- [WRITTEN PROBLEM]
Look through the material below. Copy every line with the string "American" in it.

- [RECORDS SHOWN]
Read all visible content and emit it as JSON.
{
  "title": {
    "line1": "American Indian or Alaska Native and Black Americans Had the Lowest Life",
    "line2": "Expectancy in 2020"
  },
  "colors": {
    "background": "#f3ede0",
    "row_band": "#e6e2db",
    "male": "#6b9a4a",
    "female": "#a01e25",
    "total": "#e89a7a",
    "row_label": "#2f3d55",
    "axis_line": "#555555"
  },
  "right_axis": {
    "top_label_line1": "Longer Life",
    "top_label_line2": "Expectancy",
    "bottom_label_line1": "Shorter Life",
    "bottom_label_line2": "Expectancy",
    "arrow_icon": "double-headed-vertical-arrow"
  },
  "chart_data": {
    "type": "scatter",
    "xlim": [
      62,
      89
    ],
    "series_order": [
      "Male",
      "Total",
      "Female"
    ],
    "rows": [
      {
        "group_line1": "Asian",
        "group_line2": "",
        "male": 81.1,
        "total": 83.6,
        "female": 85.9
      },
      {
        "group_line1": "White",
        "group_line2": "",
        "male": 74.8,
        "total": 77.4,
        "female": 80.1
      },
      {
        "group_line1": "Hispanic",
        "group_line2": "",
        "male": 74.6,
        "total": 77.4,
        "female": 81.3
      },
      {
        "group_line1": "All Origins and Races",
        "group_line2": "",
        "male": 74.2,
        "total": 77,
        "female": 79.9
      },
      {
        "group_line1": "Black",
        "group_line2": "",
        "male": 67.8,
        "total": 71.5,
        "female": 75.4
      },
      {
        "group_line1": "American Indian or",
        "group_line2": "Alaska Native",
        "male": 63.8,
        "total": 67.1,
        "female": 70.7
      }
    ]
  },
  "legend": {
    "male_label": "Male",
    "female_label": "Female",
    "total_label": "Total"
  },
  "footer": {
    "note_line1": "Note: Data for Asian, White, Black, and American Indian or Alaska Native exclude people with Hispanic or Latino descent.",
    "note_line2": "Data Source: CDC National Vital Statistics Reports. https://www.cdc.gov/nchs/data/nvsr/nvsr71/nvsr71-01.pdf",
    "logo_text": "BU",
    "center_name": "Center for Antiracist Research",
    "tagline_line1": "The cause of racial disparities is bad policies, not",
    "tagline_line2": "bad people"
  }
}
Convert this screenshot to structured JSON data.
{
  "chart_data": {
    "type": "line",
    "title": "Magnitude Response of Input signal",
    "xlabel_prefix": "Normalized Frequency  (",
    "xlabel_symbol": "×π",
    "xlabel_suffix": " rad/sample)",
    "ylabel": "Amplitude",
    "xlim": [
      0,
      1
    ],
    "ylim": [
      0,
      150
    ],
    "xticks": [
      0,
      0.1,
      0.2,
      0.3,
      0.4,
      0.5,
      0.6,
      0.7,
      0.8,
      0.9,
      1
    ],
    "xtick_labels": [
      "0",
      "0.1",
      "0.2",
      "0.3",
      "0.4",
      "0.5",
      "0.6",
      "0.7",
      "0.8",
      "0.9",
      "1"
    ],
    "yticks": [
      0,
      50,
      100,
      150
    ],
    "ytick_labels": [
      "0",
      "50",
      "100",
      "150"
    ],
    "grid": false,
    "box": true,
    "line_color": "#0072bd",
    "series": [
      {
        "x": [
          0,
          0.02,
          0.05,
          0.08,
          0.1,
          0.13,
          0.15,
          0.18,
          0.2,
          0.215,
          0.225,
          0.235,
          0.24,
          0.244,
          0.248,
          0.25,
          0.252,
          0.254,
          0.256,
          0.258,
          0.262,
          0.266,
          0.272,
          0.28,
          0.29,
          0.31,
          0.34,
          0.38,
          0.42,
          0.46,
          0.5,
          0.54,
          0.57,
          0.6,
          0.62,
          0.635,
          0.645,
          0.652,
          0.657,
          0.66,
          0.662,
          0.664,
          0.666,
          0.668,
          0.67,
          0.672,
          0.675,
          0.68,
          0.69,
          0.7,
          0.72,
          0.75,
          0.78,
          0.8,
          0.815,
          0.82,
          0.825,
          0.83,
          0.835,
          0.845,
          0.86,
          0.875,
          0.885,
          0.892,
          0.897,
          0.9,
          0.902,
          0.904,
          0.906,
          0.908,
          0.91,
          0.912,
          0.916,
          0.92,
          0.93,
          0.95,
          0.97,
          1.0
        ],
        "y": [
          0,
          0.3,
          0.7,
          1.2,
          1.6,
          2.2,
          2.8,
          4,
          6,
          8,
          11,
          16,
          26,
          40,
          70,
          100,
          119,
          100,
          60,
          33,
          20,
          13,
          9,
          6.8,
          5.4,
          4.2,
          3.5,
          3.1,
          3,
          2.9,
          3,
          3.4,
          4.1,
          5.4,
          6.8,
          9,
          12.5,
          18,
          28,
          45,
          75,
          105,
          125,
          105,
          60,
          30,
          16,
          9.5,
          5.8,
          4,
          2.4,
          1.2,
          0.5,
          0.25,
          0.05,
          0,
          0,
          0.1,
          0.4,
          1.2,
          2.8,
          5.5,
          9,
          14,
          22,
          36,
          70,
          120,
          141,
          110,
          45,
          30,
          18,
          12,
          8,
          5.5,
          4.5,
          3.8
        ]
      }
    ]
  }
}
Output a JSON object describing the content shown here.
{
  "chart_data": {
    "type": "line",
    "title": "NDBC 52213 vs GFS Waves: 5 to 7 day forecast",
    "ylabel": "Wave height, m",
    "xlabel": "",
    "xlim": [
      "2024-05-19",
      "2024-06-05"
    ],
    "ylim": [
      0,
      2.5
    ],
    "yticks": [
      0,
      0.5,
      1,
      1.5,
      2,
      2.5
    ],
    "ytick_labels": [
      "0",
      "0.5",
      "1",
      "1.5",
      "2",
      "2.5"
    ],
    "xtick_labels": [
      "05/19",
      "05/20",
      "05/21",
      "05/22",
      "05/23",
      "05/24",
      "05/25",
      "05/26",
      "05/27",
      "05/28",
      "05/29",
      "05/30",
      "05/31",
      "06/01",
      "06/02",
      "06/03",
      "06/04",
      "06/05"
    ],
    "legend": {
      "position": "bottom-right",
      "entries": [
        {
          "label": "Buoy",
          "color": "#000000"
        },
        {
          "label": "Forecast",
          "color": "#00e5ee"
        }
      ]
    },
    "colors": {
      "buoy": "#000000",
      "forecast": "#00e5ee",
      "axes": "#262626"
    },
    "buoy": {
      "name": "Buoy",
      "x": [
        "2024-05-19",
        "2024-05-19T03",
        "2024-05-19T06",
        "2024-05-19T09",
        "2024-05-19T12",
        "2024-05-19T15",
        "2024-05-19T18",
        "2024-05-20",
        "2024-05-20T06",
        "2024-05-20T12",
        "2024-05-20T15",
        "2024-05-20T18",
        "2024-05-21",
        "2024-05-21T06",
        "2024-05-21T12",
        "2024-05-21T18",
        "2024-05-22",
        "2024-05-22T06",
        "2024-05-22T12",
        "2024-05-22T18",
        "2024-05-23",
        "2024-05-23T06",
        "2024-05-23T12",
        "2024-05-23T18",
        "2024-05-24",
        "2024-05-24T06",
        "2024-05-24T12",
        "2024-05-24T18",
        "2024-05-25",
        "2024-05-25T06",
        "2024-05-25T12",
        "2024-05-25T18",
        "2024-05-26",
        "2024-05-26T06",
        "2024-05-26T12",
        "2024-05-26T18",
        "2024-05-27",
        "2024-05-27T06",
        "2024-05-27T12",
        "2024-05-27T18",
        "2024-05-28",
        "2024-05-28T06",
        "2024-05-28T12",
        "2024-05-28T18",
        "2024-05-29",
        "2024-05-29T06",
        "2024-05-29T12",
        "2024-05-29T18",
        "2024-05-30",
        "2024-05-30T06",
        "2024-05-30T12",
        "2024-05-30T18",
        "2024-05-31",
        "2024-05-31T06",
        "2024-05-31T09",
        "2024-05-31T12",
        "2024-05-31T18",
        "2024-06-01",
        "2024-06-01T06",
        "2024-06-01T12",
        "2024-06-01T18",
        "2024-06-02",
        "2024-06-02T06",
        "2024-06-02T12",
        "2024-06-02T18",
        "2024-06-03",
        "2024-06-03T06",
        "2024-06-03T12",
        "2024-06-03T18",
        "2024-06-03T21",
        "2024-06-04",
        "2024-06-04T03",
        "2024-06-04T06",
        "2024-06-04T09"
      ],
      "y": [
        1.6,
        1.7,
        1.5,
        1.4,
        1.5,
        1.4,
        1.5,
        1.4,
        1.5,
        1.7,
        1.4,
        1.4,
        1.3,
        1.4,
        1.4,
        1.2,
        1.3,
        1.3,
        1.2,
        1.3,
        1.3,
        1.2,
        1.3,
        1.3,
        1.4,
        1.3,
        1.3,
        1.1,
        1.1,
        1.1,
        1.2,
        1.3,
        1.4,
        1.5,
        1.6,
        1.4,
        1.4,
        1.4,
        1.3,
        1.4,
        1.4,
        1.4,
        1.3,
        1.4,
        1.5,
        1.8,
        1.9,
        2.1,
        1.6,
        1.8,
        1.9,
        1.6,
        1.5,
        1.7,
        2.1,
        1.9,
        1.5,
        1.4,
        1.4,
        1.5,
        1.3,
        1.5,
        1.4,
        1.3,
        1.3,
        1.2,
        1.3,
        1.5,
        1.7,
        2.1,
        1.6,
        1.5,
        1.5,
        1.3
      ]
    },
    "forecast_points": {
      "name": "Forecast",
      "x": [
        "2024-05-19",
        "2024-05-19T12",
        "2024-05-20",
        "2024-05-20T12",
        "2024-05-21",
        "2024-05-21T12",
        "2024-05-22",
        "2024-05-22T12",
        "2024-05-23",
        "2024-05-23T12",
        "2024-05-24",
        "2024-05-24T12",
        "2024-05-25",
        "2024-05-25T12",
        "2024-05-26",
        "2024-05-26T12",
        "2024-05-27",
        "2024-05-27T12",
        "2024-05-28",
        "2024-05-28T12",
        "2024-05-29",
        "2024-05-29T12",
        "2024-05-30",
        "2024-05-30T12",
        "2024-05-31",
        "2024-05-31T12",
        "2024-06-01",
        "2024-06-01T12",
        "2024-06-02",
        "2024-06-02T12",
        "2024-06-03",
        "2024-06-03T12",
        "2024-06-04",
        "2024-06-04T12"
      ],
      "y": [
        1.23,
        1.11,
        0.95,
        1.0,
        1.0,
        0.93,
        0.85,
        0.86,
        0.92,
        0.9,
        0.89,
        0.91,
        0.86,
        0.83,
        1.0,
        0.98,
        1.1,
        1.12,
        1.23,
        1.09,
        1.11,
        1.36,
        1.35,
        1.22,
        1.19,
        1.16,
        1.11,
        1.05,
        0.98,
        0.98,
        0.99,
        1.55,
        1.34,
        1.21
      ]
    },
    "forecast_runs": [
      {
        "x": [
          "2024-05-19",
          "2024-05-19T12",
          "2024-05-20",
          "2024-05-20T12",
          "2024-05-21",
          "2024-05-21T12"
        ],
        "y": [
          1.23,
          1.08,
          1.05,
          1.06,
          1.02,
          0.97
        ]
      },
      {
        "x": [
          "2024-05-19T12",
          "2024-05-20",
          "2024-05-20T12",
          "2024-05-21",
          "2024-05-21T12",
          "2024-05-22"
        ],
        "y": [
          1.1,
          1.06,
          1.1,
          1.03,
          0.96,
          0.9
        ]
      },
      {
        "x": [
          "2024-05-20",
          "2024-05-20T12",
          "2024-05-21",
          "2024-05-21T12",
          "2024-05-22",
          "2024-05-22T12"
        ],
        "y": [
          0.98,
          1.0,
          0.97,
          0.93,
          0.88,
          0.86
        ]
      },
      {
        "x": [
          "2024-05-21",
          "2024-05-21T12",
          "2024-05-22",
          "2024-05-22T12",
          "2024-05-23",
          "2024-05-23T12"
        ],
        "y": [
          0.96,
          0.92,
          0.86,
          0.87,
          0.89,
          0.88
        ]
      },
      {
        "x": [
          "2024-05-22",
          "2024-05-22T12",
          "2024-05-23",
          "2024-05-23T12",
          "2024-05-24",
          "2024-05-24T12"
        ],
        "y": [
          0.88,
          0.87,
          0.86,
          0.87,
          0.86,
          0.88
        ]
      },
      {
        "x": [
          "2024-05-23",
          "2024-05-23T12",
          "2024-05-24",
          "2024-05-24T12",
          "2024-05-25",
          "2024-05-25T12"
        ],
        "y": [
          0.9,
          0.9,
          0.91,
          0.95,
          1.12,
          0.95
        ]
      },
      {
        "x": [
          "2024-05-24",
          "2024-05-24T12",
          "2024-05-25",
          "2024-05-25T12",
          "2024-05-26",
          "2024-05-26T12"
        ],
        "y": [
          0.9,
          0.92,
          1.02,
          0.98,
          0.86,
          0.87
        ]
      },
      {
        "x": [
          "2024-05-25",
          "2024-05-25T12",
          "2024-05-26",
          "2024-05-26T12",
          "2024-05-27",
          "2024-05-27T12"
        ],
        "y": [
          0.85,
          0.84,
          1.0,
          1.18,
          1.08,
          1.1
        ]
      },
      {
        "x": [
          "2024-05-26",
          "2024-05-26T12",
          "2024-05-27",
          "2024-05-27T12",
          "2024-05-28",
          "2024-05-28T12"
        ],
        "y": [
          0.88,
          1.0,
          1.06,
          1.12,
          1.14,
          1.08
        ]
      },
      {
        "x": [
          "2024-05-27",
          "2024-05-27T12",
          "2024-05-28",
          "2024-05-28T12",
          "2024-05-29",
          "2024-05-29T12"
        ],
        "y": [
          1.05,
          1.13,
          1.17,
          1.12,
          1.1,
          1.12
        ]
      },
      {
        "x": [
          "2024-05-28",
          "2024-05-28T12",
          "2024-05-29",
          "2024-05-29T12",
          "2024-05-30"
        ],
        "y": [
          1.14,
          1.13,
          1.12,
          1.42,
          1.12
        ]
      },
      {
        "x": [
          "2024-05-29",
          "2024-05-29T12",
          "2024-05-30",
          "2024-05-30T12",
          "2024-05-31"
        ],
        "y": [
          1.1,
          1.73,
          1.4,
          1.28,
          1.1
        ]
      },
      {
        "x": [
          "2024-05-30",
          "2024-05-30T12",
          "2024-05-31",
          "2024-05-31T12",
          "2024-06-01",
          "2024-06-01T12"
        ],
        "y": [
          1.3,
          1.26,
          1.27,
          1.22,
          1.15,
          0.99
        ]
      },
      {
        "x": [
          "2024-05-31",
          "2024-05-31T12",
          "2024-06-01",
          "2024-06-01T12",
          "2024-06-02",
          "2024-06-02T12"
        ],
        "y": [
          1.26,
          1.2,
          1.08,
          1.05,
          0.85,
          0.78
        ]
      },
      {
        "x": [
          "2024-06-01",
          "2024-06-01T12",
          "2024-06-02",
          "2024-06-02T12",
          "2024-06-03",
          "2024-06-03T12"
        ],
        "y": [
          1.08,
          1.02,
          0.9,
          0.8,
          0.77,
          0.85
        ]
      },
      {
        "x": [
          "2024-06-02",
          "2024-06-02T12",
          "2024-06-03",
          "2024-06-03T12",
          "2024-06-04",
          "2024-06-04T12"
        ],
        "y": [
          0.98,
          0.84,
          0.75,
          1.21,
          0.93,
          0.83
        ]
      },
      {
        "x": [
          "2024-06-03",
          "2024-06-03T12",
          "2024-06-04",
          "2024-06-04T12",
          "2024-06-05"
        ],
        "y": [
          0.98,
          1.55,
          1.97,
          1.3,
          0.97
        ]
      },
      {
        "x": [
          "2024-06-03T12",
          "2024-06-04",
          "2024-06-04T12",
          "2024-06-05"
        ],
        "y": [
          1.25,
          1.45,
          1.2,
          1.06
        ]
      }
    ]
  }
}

- [THE COMPLETED TASK]
    "line1": "American Indian or Alaska Native and Black Americans Had the Lowest Life",
        "group_line1": "American Indian or",
    "note_line1": "Note: Data for Asian, White, Black, and American Indian or Alaska Native exclude people with Hispanic or Latino descent.",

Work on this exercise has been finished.